▶ MATERIAL PROVIDED
--------------------------------
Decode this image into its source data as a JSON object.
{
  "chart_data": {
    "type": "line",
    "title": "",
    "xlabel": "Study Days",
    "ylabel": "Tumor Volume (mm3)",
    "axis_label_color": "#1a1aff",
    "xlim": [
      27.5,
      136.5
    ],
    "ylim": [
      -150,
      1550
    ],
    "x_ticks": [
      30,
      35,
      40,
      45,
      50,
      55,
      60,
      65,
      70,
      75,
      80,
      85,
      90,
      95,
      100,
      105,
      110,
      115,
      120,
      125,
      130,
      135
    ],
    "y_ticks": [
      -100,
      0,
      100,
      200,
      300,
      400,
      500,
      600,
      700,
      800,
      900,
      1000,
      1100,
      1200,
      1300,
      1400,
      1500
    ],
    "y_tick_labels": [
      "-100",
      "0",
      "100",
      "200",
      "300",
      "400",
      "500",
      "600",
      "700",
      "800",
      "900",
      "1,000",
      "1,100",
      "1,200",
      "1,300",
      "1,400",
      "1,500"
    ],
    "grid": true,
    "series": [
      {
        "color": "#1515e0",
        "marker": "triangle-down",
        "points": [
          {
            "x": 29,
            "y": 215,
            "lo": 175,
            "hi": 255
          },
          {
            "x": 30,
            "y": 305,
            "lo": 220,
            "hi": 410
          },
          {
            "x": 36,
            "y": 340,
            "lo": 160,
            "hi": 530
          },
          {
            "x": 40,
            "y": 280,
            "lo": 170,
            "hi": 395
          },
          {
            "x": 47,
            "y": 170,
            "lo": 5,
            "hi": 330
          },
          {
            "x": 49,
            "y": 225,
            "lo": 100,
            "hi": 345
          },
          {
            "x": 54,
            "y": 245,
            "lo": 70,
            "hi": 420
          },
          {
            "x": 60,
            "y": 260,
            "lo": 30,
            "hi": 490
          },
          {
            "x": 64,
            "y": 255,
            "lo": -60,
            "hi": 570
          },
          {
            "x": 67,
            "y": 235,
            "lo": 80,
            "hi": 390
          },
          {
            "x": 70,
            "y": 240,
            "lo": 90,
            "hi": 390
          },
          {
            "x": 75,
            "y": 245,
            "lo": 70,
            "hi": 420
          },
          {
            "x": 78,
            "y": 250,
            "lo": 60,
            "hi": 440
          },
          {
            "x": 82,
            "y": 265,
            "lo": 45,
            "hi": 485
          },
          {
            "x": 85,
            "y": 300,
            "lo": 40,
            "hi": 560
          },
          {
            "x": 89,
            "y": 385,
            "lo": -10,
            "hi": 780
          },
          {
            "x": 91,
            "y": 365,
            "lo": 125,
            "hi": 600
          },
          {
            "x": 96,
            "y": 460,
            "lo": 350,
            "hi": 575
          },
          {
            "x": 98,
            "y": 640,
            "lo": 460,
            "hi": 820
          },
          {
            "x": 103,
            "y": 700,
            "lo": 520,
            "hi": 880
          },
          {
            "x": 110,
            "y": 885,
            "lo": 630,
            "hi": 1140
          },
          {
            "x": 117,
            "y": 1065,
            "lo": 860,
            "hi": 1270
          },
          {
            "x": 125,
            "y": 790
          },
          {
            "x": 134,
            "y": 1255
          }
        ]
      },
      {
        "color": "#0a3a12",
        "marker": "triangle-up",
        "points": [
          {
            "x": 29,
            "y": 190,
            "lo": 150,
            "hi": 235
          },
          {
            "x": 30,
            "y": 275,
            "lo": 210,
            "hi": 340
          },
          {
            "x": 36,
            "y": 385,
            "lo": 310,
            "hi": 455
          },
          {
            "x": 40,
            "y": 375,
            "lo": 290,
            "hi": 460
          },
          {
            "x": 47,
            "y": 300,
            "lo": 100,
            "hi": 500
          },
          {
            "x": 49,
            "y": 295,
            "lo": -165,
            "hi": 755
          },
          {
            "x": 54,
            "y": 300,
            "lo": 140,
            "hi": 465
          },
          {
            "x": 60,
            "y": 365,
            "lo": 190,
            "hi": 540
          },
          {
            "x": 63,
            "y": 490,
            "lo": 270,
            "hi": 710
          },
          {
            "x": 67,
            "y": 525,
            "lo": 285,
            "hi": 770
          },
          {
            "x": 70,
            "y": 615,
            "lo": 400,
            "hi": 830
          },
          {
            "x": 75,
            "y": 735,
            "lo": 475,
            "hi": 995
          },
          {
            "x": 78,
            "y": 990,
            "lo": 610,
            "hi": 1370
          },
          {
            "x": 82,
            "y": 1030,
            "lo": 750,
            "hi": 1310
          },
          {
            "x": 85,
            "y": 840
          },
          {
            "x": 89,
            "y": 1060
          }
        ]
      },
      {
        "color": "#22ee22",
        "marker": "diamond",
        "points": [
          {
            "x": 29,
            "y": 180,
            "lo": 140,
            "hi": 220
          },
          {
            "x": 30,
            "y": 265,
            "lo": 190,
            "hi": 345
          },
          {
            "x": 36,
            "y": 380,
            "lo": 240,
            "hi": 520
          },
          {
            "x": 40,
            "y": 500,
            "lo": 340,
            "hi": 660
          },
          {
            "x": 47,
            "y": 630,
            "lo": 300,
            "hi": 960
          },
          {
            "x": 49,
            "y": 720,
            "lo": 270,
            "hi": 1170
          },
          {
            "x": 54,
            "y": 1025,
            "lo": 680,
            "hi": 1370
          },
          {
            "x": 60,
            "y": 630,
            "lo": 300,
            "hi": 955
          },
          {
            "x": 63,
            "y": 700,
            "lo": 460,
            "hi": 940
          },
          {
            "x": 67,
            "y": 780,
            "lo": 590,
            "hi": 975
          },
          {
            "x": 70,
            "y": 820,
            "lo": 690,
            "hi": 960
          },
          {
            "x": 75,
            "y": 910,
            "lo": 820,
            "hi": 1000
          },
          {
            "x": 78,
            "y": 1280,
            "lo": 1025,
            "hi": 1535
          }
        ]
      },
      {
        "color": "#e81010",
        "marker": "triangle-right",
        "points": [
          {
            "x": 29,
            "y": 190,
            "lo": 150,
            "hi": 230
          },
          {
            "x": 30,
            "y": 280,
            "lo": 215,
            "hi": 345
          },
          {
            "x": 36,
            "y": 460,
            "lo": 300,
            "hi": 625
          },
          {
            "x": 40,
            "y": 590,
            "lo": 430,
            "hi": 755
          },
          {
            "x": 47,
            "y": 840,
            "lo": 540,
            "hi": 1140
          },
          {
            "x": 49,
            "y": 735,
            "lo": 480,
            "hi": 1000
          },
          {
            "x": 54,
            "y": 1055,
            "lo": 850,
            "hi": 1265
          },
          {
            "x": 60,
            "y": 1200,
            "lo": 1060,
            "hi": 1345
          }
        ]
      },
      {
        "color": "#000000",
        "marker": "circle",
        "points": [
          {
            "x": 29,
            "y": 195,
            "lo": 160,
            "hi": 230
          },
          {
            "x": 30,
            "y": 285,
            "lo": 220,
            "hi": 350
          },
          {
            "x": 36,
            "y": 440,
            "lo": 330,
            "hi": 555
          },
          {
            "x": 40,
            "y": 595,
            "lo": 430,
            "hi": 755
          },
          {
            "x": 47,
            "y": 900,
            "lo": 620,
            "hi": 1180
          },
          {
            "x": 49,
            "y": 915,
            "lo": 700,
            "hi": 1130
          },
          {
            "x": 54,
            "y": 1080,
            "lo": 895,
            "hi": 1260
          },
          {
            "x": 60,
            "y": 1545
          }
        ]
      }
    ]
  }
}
--------------------------------
▶ EXERCISE DETAILS
How many lines of the material above contain the string "triangle"? Answer with the number only.

▶ SOLUTION BELOW
3